Truthfully, I have no idea who Jillian is. I Googled her 10 seconds ago. I don’t know who Ed is, either, but something tells me I’ll find out shortly after the break.

I could use this space to offer up the common spewings: What a stupid show. Who are these morons? Who in the world watches this dung? Does The Bachelorette represent what we’ve become as a people?

Instead, however, I’ll state what, without question, millions of American men are thinking: Uh … Jillian looks like a woman I could date.

That’s not really a compliment. She’s certainly not ugly. But usually, this show features legitimate, Grade-A hotties; the type of women who never even glanced my way back in college. But Jillian, literally, looks like a gal I hooked up with in the basement of Pi Lambda Phi at the ol’ U of Delaware.

One other point: What sort of fool gets engaged off of a reality show? I mean, I’ve been married for seven years. I know my wife’s likes, dislikes, quirks, annoyances, loves, passions, food choices, food allergies, political leanings, sports leanings. I know what puts her in a good mood and a bad mood; when she needs to be alone and when she needs to be comforted. And marriage is still work.

So … this. Just inane.

But engaging TV.

PS: Just found out who Ed is. He likes bad T-shirts and average-looking chicks. Word.
----------------
(REQUIRED WORK)
[1] According to the text about The Bachelorette, how many years has the writer been married?
[2] In the records, rewrite the lines from the first one through the line containing "maximize-button[interactable]: □: [2128, 8, 2188, 48]", changing "search-input" to "search-field" and keeping everything else the same. Return only those lines.

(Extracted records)
----------------
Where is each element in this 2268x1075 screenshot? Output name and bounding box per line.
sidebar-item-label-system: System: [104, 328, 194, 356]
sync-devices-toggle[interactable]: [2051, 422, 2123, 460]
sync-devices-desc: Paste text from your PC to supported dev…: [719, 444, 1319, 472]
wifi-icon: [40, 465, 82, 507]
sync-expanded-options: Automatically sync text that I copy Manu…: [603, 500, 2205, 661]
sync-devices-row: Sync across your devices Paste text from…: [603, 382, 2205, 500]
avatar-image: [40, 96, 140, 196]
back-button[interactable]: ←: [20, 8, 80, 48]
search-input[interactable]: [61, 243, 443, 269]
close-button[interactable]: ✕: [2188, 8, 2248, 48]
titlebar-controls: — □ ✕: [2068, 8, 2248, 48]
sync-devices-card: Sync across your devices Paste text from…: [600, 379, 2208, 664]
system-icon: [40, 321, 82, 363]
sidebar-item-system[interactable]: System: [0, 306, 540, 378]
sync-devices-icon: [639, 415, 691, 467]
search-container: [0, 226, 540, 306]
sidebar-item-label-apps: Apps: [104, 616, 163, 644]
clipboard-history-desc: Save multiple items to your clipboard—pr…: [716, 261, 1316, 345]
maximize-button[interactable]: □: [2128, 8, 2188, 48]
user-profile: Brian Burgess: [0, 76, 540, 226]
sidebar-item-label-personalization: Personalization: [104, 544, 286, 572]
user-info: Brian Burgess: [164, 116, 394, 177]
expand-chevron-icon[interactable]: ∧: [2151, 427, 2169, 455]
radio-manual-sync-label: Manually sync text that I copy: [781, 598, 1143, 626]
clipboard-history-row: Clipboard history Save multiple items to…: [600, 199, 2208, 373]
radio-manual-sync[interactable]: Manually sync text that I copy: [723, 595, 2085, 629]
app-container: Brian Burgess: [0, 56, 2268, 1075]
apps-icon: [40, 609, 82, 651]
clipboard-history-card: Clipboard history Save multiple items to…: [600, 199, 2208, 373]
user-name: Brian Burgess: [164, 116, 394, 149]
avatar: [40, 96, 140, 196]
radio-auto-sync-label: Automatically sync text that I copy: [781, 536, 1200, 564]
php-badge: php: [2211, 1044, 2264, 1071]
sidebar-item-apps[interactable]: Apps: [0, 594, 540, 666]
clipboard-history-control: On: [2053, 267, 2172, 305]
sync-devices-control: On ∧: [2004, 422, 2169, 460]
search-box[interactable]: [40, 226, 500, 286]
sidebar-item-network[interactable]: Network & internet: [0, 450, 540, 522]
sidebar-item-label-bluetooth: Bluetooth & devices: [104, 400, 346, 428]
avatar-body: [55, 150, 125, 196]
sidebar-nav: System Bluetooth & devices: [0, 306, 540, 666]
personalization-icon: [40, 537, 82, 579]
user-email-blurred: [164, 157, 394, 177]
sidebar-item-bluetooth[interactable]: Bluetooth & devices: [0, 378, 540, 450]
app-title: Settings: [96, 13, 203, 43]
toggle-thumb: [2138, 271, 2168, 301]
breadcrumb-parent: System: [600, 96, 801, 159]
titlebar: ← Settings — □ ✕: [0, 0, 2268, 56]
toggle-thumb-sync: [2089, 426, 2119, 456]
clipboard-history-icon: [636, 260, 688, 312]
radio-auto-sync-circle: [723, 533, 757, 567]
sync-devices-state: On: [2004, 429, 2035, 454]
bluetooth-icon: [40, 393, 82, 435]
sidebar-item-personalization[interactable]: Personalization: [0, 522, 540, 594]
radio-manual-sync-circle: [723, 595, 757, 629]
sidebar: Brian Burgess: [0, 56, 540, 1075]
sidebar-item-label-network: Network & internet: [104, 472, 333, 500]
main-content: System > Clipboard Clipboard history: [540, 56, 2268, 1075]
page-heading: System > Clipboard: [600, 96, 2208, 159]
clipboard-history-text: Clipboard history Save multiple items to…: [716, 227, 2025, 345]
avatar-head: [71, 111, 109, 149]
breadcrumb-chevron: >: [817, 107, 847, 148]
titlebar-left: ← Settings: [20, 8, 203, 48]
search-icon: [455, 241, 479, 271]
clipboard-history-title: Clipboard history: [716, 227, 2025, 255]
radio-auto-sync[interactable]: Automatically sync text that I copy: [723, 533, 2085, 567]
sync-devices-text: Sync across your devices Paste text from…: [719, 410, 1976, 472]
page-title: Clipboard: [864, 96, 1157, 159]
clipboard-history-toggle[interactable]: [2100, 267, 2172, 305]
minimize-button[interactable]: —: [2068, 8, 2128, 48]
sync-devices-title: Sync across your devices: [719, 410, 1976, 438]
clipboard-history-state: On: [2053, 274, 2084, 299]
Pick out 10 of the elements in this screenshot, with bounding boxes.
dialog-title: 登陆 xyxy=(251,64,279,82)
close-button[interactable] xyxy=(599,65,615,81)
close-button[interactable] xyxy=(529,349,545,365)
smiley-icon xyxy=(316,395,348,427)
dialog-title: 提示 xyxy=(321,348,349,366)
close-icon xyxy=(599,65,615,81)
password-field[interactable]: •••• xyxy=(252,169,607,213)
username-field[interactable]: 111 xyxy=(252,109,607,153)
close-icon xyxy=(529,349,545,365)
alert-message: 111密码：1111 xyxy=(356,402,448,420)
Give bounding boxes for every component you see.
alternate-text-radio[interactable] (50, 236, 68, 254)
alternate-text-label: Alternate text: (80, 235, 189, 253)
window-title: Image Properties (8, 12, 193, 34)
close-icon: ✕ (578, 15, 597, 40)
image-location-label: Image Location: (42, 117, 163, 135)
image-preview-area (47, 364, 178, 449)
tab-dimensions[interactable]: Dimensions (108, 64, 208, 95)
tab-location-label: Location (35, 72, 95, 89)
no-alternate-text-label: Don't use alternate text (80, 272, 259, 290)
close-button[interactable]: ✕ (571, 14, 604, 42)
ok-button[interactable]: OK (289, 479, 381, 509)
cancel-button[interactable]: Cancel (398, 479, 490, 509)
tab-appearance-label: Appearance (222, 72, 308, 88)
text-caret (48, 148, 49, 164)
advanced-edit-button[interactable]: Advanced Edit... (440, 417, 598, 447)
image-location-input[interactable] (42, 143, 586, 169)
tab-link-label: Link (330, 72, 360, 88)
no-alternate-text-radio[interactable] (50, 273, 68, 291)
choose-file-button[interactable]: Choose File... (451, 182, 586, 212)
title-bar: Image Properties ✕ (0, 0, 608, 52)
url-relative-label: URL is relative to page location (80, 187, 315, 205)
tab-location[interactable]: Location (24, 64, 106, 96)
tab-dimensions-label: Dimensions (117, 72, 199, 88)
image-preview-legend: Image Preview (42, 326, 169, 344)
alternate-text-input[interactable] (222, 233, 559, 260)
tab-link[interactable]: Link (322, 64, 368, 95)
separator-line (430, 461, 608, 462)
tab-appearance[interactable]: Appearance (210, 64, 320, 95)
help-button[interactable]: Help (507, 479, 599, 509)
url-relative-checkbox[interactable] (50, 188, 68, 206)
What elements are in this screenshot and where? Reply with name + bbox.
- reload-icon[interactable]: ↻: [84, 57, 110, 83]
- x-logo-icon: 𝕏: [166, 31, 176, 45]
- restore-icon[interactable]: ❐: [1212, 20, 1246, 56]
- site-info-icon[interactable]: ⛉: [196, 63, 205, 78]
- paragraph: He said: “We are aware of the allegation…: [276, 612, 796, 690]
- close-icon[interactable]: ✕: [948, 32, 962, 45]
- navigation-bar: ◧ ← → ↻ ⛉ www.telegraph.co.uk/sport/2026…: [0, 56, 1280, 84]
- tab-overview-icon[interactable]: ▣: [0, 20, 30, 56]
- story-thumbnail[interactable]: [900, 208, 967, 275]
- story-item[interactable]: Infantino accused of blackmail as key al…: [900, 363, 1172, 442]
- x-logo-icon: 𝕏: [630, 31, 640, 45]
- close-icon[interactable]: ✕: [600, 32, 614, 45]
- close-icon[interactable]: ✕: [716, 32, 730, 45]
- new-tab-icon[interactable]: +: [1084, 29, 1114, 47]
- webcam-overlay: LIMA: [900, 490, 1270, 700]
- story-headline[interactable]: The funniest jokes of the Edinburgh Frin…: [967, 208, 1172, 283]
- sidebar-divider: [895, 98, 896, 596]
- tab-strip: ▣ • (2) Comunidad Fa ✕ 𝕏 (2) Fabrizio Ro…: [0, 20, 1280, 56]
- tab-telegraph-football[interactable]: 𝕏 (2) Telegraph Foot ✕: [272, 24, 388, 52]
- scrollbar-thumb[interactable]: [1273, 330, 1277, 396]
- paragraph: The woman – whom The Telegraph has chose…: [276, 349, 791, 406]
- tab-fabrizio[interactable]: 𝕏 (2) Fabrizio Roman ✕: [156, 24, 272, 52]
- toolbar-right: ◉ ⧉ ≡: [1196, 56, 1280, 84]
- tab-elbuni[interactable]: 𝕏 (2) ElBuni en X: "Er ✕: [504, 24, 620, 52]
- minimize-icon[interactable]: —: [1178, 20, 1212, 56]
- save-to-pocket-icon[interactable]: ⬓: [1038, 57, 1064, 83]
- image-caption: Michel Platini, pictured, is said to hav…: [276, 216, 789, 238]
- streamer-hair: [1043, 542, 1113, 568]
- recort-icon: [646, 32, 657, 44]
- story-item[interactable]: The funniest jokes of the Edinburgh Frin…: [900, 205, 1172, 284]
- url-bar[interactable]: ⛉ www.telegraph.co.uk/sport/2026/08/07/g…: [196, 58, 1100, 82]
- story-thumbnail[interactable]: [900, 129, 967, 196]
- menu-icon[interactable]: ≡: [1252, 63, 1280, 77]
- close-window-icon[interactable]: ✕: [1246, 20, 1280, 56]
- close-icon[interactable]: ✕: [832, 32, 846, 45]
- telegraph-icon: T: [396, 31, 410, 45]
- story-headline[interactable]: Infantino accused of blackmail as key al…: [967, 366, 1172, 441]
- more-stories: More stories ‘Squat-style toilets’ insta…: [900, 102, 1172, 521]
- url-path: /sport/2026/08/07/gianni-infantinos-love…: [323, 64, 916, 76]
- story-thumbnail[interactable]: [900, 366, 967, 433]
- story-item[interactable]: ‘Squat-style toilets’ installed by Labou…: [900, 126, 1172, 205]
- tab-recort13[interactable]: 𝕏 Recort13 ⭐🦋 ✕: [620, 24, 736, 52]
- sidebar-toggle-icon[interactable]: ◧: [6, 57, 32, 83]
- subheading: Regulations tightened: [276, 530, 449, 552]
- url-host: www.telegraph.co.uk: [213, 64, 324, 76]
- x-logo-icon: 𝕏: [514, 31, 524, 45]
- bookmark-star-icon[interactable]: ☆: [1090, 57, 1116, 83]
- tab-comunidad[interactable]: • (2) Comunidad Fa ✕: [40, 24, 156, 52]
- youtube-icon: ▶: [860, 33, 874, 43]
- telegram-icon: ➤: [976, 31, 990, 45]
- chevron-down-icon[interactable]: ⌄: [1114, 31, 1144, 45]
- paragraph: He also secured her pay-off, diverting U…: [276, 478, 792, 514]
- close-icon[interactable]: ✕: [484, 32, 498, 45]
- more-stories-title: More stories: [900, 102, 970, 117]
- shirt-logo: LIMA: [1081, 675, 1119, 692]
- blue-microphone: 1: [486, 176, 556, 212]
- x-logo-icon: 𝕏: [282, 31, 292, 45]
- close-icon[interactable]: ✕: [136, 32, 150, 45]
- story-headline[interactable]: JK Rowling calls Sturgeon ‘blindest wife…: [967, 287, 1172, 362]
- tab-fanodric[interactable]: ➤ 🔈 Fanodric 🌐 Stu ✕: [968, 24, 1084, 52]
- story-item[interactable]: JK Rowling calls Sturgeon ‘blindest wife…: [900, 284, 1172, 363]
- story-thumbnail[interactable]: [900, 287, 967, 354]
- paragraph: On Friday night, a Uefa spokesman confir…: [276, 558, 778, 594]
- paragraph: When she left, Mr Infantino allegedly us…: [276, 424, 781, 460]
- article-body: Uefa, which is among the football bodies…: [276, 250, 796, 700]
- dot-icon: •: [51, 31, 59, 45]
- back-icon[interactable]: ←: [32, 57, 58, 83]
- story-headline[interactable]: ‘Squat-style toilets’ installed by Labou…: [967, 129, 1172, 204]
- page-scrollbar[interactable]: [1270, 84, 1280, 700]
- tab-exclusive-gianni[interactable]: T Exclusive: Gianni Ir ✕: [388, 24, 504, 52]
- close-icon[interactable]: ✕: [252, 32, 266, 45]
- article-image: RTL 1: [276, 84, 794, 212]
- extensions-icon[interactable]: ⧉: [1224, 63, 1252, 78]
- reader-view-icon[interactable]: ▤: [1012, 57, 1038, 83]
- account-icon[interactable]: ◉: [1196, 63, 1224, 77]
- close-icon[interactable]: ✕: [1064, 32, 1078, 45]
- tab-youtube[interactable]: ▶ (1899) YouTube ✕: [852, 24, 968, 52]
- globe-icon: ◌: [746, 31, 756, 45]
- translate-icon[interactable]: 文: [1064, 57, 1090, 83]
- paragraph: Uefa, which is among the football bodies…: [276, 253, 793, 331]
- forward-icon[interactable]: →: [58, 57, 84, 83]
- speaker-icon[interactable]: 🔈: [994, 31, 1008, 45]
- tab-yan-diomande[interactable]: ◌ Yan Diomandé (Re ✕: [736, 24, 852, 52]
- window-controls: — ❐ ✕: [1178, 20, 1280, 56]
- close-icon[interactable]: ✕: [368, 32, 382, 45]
----------------
(RESPONSES PER TASK)
[1] Seven years.

[2]
Where is each element in this 2268x1075 screenshot? Output name and bounding box per line.
sidebar-item-label-system: System: [104, 328, 194, 356]
sync-devices-toggle[interactable]: [2051, 422, 2123, 460]
sync-devices-desc: Paste text from your PC to supported dev…: [719, 444, 1319, 472]
wifi-icon: [40, 465, 82, 507]
sync-expanded-options: Automatically sync text that I copy Manu…: [603, 500, 2205, 661]
sync-devices-row: Sync across your devices Paste text from…: [603, 382, 2205, 500]
avatar-image: [40, 96, 140, 196]
back-button[interactable]: ←: [20, 8, 80, 48]
search-field[interactable]: [61, 243, 443, 269]
close-button[interactable]: ✕: [2188, 8, 2248, 48]
titlebar-controls: — □ ✕: [2068, 8, 2248, 48]
sync-devices-card: Sync across your devices Paste text from…: [600, 379, 2208, 664]
system-icon: [40, 321, 82, 363]
sidebar-item-system[interactable]: System: [0, 306, 540, 378]
sync-devices-icon: [639, 415, 691, 467]
search-container: [0, 226, 540, 306]
sidebar-item-label-apps: Apps: [104, 616, 163, 644]
clipboard-history-desc: Save multiple items to your clipboard—pr…: [716, 261, 1316, 345]
maximize-button[interactable]: □: [2128, 8, 2188, 48]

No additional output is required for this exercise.